:: Short problem ::
Locate the word "temperature" in the data below, then copy every line that holds it.

:: Records to process ::
——

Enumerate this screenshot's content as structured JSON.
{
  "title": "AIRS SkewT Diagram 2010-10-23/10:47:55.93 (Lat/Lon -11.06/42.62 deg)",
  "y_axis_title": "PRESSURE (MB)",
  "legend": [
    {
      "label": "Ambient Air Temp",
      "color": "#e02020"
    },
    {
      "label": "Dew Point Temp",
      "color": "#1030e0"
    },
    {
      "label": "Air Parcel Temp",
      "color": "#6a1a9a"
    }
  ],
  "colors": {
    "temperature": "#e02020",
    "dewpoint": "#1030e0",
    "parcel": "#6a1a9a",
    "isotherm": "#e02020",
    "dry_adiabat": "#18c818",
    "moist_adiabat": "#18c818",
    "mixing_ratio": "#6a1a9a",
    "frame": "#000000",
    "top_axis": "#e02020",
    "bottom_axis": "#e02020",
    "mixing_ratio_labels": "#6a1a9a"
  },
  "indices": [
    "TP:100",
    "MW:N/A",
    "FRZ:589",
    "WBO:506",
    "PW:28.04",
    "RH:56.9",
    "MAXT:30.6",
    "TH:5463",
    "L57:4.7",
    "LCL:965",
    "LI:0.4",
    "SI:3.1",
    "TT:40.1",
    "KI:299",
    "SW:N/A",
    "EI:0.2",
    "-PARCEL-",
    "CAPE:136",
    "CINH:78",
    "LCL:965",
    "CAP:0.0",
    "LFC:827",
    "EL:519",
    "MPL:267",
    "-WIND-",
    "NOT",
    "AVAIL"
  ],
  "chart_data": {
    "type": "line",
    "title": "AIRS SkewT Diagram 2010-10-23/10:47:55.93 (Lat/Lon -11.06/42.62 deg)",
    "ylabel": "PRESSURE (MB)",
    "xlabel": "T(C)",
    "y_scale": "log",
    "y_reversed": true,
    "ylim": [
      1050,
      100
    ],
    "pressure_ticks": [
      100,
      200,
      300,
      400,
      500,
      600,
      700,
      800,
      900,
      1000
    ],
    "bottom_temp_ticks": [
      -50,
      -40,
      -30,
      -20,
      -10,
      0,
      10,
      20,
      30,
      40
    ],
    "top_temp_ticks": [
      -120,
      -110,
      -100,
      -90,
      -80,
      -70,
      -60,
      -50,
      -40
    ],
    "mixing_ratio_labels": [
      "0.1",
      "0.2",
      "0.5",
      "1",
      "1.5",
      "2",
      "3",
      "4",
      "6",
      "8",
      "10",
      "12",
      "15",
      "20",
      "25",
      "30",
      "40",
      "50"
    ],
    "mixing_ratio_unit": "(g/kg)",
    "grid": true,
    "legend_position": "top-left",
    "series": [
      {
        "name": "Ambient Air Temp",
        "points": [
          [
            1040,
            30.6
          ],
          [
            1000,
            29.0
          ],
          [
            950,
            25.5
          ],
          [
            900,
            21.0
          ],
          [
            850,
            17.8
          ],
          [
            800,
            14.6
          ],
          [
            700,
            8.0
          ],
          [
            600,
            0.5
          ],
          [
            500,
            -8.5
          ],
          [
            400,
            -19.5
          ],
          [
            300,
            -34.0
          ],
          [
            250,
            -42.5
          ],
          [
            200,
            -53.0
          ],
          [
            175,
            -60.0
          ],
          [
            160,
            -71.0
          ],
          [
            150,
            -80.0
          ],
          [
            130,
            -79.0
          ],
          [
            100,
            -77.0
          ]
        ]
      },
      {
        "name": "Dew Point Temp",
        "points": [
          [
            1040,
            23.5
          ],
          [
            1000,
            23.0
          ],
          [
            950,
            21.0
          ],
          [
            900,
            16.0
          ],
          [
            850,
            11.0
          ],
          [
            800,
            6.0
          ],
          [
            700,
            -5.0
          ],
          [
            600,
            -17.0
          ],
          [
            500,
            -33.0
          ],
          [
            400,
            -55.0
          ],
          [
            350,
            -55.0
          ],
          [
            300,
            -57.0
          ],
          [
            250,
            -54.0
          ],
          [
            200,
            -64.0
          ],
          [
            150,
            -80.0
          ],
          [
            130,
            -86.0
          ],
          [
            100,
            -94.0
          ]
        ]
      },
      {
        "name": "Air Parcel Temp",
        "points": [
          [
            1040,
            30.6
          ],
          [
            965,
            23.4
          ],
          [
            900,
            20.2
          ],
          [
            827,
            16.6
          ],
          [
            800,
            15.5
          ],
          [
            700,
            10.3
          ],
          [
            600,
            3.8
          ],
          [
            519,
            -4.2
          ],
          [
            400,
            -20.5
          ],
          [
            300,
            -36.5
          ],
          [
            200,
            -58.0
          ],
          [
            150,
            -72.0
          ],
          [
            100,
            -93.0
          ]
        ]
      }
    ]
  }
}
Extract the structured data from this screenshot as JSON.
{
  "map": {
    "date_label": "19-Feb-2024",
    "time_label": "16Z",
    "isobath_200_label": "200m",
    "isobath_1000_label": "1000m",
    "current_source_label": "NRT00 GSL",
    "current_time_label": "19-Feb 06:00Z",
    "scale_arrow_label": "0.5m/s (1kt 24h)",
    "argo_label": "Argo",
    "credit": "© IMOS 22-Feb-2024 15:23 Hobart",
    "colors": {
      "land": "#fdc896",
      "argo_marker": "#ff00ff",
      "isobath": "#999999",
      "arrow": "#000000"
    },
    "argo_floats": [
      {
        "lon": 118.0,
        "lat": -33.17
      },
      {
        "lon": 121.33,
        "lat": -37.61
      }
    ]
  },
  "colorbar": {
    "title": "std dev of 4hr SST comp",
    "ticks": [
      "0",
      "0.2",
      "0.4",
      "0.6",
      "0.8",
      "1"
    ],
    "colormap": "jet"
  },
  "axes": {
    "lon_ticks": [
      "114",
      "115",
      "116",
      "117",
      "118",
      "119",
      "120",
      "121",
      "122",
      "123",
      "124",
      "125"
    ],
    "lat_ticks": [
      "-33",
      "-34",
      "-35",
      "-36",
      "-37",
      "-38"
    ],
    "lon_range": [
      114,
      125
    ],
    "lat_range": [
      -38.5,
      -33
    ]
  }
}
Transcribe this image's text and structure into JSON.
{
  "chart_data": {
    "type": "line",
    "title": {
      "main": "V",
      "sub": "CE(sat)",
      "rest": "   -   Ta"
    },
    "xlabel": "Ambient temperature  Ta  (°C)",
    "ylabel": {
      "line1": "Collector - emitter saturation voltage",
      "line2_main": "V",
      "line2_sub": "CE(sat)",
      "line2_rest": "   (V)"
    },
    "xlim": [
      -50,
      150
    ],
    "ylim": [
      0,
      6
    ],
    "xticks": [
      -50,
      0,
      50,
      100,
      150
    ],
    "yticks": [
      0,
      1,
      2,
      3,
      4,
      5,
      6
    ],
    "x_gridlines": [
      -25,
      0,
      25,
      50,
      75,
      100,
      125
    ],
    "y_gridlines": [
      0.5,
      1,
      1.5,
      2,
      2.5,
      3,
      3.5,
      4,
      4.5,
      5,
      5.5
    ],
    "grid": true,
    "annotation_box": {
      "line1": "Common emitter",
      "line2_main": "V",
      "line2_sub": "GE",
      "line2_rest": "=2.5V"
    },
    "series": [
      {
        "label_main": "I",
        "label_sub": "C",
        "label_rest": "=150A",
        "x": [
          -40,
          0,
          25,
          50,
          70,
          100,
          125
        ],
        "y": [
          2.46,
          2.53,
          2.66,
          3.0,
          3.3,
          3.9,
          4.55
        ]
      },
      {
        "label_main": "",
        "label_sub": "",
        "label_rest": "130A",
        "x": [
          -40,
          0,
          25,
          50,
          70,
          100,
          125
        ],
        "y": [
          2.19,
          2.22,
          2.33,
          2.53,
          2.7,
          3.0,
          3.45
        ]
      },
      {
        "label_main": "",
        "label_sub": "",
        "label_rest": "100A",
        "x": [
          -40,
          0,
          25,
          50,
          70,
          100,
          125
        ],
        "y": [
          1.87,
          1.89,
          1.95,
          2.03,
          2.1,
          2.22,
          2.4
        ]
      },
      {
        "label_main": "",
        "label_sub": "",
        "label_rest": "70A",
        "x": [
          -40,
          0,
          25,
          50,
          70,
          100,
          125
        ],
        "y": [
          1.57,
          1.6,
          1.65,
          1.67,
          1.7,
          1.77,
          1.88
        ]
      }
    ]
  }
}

——

:: Correct response ::
    "temperature": "#e02020",
    "xlabel": "Ambient temperature  Ta  (°C)",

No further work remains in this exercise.